[TASK GOAL] Write out exactly the lines below that run from the line containing "What's the underlying" through the last line of the records.

[DATASET EXTRACT]
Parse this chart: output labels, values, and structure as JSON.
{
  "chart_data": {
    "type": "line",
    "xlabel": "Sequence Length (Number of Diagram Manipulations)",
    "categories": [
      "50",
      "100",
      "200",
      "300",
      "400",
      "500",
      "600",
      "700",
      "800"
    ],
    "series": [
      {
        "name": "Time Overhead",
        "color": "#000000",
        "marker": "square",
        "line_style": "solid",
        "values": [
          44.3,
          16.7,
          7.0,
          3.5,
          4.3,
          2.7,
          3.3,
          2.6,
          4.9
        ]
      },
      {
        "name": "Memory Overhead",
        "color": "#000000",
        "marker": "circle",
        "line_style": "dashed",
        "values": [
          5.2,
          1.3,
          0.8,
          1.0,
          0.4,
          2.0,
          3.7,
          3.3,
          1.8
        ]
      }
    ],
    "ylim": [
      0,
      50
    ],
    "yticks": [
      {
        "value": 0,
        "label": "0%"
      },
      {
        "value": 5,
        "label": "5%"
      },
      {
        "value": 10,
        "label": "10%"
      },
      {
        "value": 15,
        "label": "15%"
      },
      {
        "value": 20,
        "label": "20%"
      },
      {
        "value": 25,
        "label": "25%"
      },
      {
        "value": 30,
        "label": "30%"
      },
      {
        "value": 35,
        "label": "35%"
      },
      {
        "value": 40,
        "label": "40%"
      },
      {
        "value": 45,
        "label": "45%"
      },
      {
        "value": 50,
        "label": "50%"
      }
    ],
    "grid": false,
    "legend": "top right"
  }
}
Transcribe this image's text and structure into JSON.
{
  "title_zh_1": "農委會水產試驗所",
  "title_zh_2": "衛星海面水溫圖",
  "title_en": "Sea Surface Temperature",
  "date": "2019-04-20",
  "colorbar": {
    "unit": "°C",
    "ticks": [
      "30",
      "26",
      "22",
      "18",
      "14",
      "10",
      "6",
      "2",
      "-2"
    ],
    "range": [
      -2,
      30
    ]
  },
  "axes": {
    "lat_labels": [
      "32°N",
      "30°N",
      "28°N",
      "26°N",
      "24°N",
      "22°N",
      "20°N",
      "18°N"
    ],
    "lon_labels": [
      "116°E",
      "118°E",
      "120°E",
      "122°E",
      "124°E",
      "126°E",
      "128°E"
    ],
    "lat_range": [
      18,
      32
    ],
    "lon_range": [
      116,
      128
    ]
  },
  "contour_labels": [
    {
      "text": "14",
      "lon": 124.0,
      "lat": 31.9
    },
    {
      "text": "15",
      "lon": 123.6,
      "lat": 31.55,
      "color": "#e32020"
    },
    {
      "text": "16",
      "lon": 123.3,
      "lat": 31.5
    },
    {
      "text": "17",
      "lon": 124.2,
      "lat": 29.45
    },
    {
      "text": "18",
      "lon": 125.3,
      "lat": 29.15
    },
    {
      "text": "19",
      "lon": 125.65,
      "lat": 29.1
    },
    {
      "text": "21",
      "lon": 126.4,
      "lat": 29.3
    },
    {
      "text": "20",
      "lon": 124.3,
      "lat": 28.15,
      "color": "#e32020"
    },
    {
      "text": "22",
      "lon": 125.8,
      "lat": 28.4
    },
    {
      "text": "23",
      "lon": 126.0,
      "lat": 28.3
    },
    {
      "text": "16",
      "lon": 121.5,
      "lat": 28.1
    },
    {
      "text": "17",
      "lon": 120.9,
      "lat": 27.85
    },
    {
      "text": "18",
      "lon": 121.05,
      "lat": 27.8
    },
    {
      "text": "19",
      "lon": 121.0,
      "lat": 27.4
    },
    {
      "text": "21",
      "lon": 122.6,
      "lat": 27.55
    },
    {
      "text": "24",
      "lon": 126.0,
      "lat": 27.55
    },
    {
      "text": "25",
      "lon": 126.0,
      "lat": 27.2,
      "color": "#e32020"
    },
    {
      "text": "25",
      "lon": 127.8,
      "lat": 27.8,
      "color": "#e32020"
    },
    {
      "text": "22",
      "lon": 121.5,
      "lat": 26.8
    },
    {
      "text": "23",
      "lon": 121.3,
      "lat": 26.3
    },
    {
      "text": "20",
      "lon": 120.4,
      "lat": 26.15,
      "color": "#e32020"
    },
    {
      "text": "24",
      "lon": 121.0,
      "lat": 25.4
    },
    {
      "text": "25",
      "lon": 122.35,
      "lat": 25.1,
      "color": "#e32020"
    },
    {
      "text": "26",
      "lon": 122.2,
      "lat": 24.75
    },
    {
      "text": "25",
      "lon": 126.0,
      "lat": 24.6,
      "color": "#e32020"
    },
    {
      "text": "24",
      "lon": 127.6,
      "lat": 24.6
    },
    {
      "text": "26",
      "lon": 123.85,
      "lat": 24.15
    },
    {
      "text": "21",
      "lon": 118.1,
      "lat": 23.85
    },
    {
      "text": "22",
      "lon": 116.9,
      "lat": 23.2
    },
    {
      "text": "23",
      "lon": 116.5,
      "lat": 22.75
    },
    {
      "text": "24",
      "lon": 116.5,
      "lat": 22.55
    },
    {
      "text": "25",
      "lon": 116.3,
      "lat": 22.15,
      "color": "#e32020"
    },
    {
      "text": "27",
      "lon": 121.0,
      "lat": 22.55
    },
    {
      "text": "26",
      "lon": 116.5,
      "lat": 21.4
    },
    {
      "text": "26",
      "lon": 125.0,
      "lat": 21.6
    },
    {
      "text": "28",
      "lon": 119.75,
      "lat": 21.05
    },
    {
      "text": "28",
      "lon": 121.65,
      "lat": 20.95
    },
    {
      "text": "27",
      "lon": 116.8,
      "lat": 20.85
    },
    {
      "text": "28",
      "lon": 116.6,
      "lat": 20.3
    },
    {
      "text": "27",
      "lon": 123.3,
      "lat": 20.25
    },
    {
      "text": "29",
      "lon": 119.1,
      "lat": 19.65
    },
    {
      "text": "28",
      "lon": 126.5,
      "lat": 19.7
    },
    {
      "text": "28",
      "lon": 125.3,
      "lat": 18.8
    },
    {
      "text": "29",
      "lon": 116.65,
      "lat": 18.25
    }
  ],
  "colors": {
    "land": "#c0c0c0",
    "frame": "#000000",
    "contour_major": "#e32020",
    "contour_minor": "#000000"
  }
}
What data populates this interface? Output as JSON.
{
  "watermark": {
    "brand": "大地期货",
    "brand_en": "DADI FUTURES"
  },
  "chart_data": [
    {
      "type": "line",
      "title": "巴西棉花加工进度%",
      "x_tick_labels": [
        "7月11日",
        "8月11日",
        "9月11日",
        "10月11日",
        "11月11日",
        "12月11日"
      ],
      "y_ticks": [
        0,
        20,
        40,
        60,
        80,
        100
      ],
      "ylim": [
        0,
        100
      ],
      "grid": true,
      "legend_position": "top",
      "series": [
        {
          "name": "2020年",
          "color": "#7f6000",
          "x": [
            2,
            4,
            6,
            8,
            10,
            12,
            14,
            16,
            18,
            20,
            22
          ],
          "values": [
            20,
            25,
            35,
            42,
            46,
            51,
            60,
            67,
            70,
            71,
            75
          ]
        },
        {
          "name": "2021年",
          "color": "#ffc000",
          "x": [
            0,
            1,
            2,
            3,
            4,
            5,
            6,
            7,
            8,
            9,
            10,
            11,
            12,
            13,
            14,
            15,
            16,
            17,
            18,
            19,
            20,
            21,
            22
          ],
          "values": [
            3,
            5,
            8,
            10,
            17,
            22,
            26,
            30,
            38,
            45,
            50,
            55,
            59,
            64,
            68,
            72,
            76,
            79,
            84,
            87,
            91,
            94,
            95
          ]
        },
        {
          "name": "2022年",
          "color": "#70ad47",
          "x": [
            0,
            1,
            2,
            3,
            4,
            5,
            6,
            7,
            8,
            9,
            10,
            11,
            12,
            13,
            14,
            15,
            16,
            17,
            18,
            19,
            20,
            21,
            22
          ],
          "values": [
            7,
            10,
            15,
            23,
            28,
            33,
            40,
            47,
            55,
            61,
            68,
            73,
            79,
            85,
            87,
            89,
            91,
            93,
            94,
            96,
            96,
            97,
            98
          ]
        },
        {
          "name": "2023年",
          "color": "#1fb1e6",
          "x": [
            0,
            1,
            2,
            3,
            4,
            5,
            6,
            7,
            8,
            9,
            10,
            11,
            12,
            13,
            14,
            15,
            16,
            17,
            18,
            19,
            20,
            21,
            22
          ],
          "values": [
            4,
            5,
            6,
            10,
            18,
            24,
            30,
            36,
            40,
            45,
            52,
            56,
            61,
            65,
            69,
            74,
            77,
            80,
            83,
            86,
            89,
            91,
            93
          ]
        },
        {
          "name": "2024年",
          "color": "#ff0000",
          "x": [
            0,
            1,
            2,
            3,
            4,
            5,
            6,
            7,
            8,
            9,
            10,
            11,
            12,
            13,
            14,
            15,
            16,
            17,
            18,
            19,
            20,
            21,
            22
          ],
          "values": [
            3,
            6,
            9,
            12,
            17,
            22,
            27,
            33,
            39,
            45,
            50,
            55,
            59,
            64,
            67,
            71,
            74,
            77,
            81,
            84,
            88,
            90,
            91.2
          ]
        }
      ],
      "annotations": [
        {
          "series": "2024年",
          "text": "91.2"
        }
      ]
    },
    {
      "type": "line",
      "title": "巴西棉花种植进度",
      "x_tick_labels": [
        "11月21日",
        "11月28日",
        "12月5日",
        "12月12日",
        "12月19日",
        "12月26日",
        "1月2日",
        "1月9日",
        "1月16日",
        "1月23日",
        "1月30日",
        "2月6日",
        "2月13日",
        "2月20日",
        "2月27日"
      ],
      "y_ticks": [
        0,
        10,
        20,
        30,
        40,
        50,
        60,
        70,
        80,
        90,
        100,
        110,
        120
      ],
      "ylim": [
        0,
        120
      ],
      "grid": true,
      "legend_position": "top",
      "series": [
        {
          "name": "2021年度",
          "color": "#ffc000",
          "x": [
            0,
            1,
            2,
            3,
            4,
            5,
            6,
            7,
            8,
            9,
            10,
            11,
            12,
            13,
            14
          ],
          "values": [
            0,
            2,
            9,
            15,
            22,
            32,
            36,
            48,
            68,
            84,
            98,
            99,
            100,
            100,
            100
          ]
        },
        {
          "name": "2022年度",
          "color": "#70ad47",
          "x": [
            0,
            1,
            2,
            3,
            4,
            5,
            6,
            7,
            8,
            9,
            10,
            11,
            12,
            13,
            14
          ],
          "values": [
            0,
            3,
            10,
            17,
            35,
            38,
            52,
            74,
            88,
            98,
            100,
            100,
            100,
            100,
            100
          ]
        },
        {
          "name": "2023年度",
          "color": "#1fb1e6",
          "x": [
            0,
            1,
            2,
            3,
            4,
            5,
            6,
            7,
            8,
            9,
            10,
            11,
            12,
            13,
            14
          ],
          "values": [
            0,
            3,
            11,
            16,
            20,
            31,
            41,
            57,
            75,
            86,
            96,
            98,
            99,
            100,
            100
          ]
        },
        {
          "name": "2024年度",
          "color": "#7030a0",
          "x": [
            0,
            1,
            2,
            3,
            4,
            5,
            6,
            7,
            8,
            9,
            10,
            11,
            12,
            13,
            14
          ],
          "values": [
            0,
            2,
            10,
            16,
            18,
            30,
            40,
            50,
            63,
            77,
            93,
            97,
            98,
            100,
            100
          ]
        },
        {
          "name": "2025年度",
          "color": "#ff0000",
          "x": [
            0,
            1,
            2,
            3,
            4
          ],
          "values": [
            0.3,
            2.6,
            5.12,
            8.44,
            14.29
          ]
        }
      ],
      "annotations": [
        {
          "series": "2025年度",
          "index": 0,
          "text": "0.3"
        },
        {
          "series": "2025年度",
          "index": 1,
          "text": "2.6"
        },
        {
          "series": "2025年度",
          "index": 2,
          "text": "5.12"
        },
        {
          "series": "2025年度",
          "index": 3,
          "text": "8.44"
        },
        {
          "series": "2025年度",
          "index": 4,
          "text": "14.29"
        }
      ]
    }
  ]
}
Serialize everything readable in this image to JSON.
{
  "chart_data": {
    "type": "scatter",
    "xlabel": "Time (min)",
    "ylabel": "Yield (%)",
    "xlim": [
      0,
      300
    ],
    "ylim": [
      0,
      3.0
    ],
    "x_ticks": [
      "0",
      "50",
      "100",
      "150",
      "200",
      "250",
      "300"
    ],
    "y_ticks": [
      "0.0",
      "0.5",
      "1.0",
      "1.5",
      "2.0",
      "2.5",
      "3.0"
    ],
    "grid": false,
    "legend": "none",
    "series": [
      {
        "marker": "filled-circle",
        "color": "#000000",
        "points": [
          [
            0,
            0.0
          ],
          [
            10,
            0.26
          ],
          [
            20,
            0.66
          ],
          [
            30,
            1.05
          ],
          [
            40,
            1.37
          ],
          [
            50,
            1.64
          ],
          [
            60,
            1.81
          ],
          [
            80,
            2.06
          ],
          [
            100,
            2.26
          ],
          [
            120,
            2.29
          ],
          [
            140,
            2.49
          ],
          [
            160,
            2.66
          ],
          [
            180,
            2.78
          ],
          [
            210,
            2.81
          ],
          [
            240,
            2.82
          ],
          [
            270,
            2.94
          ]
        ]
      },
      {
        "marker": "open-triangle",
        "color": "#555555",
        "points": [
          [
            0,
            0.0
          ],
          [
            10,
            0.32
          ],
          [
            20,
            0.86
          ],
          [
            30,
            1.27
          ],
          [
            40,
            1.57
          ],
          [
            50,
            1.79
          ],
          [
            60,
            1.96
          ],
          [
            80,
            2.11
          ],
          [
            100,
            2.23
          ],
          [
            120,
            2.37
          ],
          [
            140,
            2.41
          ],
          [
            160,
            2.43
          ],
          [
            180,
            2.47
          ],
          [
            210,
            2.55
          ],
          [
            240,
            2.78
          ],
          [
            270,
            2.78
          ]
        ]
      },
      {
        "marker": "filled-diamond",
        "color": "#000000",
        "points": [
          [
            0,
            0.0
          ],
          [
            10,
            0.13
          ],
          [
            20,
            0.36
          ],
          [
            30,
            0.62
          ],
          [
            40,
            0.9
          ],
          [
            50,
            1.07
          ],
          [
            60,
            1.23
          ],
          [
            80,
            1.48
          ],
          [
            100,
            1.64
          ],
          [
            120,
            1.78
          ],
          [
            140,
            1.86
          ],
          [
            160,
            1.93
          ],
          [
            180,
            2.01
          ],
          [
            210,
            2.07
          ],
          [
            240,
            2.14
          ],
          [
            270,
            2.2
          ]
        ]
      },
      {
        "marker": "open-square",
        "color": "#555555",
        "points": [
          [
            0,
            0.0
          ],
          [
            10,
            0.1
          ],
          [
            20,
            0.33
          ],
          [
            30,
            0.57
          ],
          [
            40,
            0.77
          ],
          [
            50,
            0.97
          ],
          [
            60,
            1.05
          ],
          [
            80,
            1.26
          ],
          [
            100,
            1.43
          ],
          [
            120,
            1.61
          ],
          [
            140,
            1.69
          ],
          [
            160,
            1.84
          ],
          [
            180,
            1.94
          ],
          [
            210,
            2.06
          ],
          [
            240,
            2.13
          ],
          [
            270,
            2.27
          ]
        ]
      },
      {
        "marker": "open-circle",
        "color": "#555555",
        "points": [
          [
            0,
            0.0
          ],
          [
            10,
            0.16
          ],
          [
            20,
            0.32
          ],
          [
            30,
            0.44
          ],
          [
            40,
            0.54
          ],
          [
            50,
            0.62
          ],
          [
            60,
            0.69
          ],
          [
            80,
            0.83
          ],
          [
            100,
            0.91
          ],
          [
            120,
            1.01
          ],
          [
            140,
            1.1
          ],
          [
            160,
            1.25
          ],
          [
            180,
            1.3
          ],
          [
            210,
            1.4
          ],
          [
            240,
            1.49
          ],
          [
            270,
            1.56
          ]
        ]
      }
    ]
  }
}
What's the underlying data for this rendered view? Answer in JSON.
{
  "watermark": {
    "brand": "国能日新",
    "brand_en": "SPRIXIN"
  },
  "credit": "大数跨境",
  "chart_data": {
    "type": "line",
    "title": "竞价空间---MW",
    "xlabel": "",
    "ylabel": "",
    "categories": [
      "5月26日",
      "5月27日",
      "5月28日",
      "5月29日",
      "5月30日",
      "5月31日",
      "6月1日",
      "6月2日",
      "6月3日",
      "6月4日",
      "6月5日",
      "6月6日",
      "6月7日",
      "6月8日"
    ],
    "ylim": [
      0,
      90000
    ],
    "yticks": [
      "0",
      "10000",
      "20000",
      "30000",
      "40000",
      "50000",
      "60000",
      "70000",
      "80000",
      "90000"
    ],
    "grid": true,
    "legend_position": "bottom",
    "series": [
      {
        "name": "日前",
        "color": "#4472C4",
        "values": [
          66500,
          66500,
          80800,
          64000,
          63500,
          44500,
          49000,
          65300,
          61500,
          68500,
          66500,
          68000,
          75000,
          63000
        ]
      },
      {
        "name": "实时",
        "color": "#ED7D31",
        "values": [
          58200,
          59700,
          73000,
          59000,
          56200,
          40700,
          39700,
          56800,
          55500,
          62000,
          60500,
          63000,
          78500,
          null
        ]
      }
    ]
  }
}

[SOLUTION TO THE PROBLEM]
What's the underlying data for this rendered view? Answer in JSON.
{
  "watermark": {
    "brand": "国能日新",
    "brand_en": "SPRIXIN"
  },
  "credit": "大数跨境",
  "chart_data": {
    "type": "line",
    "title": "竞价空间---MW",
    "xlabel": "",
    "ylabel": "",
    "categories": [
      "5月26日",
      "5月27日",
      "5月28日",
      "5月29日",
      "5月30日",
      "5月31日",
      "6月1日",
      "6月2日",
      "6月3日",
      "6月4日",
      "6月5日",
      "6月6日",
      "6月7日",
      "6月8日"
    ],
    "ylim": [
      0,
      90000
    ],
    "yticks": [
      "0",
      "10000",
      "20000",
      "30000",
      "40000",
      "50000",
      "60000",
      "70000",
      "80000",
      "90000"
    ],
    "grid": true,
    "legend_position": "bottom",
    "series": [
      {
        "name": "日前",
        "color": "#4472C4",
        "values": [
          66500,
          66500,
          80800,
          64000,
          63500,
          44500,
          49000,
          65300,
          61500,
          68500,
          66500,
          68000,
          75000,
          63000
        ]
      },
      {
        "name": "实时",
        "color": "#ED7D31",
        "values": [
          58200,
          59700,
          73000,
          59000,
          56200,
          40700,
          39700,
          56800,
          55500,
          62000,
          60500,
          63000,
          78500,
          null
        ]
      }
    ]
  }
}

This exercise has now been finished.